### DOCUMENT
>>>>
On the morning of Tuesday, 28 January 1986, as seven astronauts prepared to ride Challenger into orbit from Cape Canaveral, Fla., seven other astronauts climbed out of the Shuttle Mission Simulator at NASA’s Johnson Space Center in Houston, Texas, to watch the event on television. The men of Mission 61E knew that their own flight, barely five weeks hence, was time-critical, for it would make ultraviolet observations of Halley’s Comet, which was making its 75-yearly visit to the inner Solar System. Seventy-three seconds after Challenger broke the shackles of Earth and climbed for the heavens, she was catastrophically lost with all hands … and the men of 61E knew that their own mission was gone. Little could they have known that if Challenger had survived that day, there was an enormous likelihood that disaster may have befallen them instead. …

It has long been the subject of both idle and educated coffee-table gossip to consider what-if scenarios in the space program, and all astronauts were acutely aware that, no matter the precautions and safeguards, tragedy lurked behind ever corner. The shuttle was such a complex machine—with more than 800 “Criticality One” items, capable of causing Loss of Vehicle and Crew in the event of a failure—that it would be foolhardy to believe otherwise. Yet it was more than a mere check of the odds which seemed to load the dice against 61E. Years later, Mission Specialist Bob Parker told the NASA oral historian that the frigid weather conditions which contributed to Challenger’s doom were even colder on the night of 5/6 March 1986, when he and his crewmates should have launched aboard Columbia.

And if NASA’s shuttle manifest was to be believed, the night of 5/6 March was the date on which the new mission would set sail. It would have been a difficult target to meet, for Columbia had only returned from her previous flight, Mission 61C, in mid-January, leaving an astonishing six weeks to prepare the vehicle for space. (This is remarkable, when one considers that even in its heyday in the mid-1990s, flying a combined total of seven times each year, the individual orbiters required at least four months to process between missions.) Yet for Parker and his crewmates, getting 61E into space on time was not simply required, but virtually set in stone.
<<<<
### DATA PROVIDED
>>>>
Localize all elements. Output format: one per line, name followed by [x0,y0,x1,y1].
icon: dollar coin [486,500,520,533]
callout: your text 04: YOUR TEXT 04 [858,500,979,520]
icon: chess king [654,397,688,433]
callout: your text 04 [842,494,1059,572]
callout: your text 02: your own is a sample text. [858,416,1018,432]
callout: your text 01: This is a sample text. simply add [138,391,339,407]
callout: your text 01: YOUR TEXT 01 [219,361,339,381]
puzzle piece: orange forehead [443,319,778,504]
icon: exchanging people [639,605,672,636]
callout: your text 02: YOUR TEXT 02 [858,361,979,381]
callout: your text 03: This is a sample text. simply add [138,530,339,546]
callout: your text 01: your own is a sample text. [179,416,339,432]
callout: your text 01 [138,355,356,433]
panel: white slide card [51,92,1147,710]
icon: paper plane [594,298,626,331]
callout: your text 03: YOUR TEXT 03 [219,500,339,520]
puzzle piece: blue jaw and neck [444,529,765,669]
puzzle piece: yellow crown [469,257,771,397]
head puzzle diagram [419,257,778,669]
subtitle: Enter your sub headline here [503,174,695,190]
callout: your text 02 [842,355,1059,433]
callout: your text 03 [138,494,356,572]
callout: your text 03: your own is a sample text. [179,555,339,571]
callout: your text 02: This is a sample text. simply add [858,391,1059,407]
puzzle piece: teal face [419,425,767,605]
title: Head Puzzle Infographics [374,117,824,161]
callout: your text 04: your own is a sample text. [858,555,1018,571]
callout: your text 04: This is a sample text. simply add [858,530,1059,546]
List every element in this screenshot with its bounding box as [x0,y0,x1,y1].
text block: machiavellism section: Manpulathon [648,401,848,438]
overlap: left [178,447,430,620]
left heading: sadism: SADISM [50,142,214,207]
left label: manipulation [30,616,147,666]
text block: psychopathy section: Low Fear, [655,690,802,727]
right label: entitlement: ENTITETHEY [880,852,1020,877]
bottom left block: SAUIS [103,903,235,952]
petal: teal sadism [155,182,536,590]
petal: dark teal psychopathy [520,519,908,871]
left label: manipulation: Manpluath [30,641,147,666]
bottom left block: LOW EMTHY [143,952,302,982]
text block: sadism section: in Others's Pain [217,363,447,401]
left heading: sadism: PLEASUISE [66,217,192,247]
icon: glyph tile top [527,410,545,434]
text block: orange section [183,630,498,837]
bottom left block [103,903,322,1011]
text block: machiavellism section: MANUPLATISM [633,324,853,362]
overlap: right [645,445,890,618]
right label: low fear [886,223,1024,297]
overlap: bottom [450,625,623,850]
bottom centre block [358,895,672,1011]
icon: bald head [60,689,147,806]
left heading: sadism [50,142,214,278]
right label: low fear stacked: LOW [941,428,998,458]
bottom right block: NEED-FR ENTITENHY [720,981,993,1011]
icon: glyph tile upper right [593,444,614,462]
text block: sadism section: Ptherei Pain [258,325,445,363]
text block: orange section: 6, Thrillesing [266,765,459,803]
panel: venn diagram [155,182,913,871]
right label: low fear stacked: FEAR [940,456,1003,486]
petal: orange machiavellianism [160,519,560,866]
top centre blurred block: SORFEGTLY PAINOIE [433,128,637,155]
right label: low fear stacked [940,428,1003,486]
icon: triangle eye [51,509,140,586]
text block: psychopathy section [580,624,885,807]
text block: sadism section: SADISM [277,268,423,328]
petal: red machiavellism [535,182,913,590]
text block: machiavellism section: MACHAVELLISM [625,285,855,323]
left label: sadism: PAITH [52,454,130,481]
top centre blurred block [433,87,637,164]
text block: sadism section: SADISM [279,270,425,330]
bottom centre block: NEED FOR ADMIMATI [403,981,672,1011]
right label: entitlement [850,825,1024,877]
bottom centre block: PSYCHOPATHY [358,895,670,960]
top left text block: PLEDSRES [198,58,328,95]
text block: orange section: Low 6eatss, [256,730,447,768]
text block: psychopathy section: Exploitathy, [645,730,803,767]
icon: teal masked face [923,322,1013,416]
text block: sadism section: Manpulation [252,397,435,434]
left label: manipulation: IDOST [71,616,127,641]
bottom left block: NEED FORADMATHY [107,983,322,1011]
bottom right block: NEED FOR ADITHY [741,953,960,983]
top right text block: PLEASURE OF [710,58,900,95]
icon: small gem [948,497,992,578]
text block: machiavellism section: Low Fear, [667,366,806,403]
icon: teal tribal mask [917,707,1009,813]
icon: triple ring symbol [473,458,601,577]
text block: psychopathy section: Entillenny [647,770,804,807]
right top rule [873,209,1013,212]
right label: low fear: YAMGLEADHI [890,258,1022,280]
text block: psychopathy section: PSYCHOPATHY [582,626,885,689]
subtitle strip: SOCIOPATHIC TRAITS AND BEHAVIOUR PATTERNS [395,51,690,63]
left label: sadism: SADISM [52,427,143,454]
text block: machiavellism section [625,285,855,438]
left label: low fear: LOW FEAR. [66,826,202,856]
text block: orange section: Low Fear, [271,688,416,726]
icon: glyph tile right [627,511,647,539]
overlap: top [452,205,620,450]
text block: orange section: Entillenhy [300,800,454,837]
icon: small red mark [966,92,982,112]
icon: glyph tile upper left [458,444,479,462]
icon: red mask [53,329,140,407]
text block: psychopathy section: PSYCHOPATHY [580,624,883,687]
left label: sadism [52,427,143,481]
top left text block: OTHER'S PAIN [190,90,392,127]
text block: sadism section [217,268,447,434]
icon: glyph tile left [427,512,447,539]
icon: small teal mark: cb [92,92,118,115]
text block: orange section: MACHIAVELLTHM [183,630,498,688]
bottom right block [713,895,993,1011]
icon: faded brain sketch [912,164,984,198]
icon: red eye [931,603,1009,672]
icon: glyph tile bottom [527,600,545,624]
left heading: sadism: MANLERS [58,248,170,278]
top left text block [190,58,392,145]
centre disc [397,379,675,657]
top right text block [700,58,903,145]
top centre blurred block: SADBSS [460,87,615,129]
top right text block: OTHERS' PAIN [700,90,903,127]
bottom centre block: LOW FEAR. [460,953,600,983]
<<<<
### TASKS AND EXERCISES
A) Which places in the United States does the Challenger text name?
B) In the entries, replace "sample text" with "placeholder" in the lines from the first one through the line holding "puzzle piece: teal face [419,425,767,605]", inclusive, and give back only those lines.

### EXPECTED RESULTS
A) Cape Canaveral, Fla.; NASA's Johnson Space Center; Houston, Texas

B)
Localize all elements. Output format: one per line, name followed by [x0,y0,x1,y1].
icon: dollar coin [486,500,520,533]
callout: your text 04: YOUR TEXT 04 [858,500,979,520]
icon: chess king [654,397,688,433]
callout: your text 04 [842,494,1059,572]
callout: your text 02: your own is a placeholder. [858,416,1018,432]
callout: your text 01: This is a placeholder. simply add [138,391,339,407]
callout: your text 01: YOUR TEXT 01 [219,361,339,381]
puzzle piece: orange forehead [443,319,778,504]
icon: exchanging people [639,605,672,636]
callout: your text 02: YOUR TEXT 02 [858,361,979,381]
callout: your text 03: This is a placeholder. simply add [138,530,339,546]
callout: your text 01: your own is a placeholder. [179,416,339,432]
callout: your text 01 [138,355,356,433]
panel: white slide card [51,92,1147,710]
icon: paper plane [594,298,626,331]
callout: your text 03: YOUR TEXT 03 [219,500,339,520]
puzzle piece: blue jaw and neck [444,529,765,669]
puzzle piece: yellow crown [469,257,771,397]
head puzzle diagram [419,257,778,669]
subtitle: Enter your sub headline here [503,174,695,190]
callout: your text 02 [842,355,1059,433]
callout: your text 03 [138,494,356,572]
callout: your text 03: your own is a placeholder. [179,555,339,571]
callout: your text 02: This is a placeholder. simply add [858,391,1059,407]
puzzle piece: teal face [419,425,767,605]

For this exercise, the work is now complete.